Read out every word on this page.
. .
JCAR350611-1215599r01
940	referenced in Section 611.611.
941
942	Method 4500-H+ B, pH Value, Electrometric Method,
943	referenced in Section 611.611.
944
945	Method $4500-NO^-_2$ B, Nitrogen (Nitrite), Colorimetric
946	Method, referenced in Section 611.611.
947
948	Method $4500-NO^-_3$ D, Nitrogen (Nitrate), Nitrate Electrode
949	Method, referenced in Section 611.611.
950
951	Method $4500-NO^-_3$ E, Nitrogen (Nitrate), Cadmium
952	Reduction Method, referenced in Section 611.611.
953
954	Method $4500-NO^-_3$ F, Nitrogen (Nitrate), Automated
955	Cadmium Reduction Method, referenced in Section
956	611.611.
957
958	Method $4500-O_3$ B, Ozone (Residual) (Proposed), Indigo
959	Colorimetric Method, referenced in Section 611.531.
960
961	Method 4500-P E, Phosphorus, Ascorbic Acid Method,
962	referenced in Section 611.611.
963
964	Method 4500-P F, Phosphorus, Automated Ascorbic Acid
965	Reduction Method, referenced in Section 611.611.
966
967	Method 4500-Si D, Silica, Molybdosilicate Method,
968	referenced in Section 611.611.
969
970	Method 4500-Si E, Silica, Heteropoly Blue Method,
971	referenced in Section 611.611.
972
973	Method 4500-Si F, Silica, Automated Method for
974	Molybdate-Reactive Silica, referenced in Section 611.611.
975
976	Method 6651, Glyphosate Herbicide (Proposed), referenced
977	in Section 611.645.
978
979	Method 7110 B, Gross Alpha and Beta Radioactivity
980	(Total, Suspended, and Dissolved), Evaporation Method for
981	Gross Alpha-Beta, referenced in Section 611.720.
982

___

STATED TASK —
Retype the material above, line by line, exactly.

SOLUTION TO THIS PROBLEM —
Read out every word on this page.
. .
JCAR350611-1215599r01
940	referenced in Section 611.611.
941
942	Method 4500-H+ B, pH Value, Electrometric Method,
943	referenced in Section 611.611.
944
945	Method $4500-NO^-_2$ B, Nitrogen (Nitrite), Colorimetric
946	Method, referenced in Section 611.611.
947
948	Method $4500-NO^-_3$ D, Nitrogen (Nitrate), Nitrate Electrode
949	Method, referenced in Section 611.611.
950
951	Method $4500-NO^-_3$ E, Nitrogen (Nitrate), Cadmium
952	Reduction Method, referenced in Section 611.611.
953
954	Method $4500-NO^-_3$ F, Nitrogen (Nitrate), Automated
955	Cadmium Reduction Method, referenced in Section
956	611.611.
957
958	Method $4500-O_3$ B, Ozone (Residual) (Proposed), Indigo
959	Colorimetric Method, referenced in Section 611.531.
960
961	Method 4500-P E, Phosphorus, Ascorbic Acid Method,
962	referenced in Section 611.611.
963
964	Method 4500-P F, Phosphorus, Automated Ascorbic Acid
965	Reduction Method, referenced in Section 611.611.
966
967	Method 4500-Si D, Silica, Molybdosilicate Method,
968	referenced in Section 611.611.
969
970	Method 4500-Si E, Silica, Heteropoly Blue Method,
971	referenced in Section 611.611.
972
973	Method 4500-Si F, Silica, Automated Method for
974	Molybdate-Reactive Silica, referenced in Section 611.611.
975
976	Method 6651, Glyphosate Herbicide (Proposed), referenced
977	in Section 611.645.
978
979	Method 7110 B, Gross Alpha and Beta Radioactivity
980	(Total, Suspended, and Dissolved), Evaporation Method for
981	Gross Alpha-Beta, referenced in Section 611.720.
982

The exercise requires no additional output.